▸ **WORK TO COMPLETE**:
(a) Reproduce the forum discussion between "The difference between" and "at 06:19 PM.", inclusive, swapping "deer" for "elk".
(b) In the forum discussion, which cartridge was Remington's 6mm/244 up against years ago?

Ridge Runner is offline  
Old 08-18-2022, 06:17 PM
  #9  
Boone & Crockett
Thread Starter
 
bronko22000's Avatar
 
Join Date: Jan 2004
Location: Eastern PA
Posts: 12,621
Default

The difference between the 260 and the 6.5 CM is really insignificant. I agree the 260 didn't get the amount of sales it deserved. I consider it a great deer sized cartridge. But like Jake said you can buy 6.5CM ammo almost everywhere but not so with the 260 Rem.
All due to good marketing something Remington was never very good at.They did the same thing years ago with the 6mm/244 Rem up against the .243.

Last edited by bronko22000; 08-18-2022 at 06:19 PM.
bronko22000 is offline  
Old 08-19-2022, 06:41 AM
  #10  
Nontypical Buck
 
Nomercy448's Avatar
 
Join Date: Oct 2009
Location: Kansas
Posts: 3,842
Default

Originally Posted by bronko22000 View Post
the 260 didn't get the amount of sales it deserved.
This perception is really the crux of the matter.

No cartridge “deserves” any marketshare or sales volume at all. Full stop. No gazelle deserves to live through a day, and no lion deserves to eat.

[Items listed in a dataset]

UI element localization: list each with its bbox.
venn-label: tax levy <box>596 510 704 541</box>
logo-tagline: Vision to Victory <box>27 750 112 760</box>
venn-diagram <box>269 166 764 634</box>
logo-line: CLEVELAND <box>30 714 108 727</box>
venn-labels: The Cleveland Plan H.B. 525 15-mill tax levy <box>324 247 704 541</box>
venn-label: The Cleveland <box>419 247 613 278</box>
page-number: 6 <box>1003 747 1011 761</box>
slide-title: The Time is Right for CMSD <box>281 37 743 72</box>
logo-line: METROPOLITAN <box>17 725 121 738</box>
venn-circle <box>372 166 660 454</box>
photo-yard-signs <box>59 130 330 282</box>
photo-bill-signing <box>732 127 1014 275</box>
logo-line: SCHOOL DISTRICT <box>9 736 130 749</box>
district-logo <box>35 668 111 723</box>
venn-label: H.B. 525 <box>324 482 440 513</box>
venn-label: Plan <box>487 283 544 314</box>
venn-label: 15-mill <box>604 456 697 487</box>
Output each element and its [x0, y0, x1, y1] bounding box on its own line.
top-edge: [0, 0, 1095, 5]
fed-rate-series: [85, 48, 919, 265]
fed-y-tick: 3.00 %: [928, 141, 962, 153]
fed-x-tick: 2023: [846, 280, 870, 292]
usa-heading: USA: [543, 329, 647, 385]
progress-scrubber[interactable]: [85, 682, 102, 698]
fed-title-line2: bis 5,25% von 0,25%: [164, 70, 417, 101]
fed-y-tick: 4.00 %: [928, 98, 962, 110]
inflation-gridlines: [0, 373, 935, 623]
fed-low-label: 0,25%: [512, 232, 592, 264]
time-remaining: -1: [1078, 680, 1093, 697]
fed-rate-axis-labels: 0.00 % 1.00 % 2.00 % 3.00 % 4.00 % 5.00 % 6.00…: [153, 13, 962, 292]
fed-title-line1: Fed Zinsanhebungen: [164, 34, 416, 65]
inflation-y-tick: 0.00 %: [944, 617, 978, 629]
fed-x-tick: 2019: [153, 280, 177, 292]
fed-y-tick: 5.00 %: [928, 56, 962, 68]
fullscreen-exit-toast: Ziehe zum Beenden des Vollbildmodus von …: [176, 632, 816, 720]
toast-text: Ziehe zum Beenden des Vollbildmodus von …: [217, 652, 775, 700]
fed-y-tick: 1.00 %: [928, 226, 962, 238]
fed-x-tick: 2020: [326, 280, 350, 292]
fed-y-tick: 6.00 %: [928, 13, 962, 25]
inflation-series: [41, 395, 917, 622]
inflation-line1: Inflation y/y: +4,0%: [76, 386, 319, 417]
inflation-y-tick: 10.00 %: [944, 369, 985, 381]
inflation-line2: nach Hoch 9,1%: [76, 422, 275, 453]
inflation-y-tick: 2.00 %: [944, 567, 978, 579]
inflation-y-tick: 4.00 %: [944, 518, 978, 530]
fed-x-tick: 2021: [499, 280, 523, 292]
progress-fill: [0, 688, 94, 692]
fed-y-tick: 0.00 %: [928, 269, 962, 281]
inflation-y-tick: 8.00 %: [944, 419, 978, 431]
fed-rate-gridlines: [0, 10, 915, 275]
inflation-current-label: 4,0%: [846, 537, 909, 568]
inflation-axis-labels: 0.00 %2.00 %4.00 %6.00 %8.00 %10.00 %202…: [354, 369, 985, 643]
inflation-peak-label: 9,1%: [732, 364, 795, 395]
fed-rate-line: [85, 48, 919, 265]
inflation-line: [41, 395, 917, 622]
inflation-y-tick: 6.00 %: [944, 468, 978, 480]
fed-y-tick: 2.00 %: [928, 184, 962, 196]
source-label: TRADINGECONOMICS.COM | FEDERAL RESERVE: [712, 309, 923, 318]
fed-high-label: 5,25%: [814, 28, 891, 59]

▸ **FULL SOLUTIONS**:
(a)
The difference between the 260 and the 6.5 CM is really insignificant. I agree the 260 didn't get the amount of sales it deserved. I consider it a great elk sized cartridge. But like Jake said you can buy 6.5CM ammo almost everywhere but not so with the 260 Rem.
All due to good marketing something Remington was never very good at.They did the same thing years ago with the 6mm/244 Rem up against the .243.

Last edited by bronko22000; 08-18-2022 at 06:19 PM.

(b) The .243.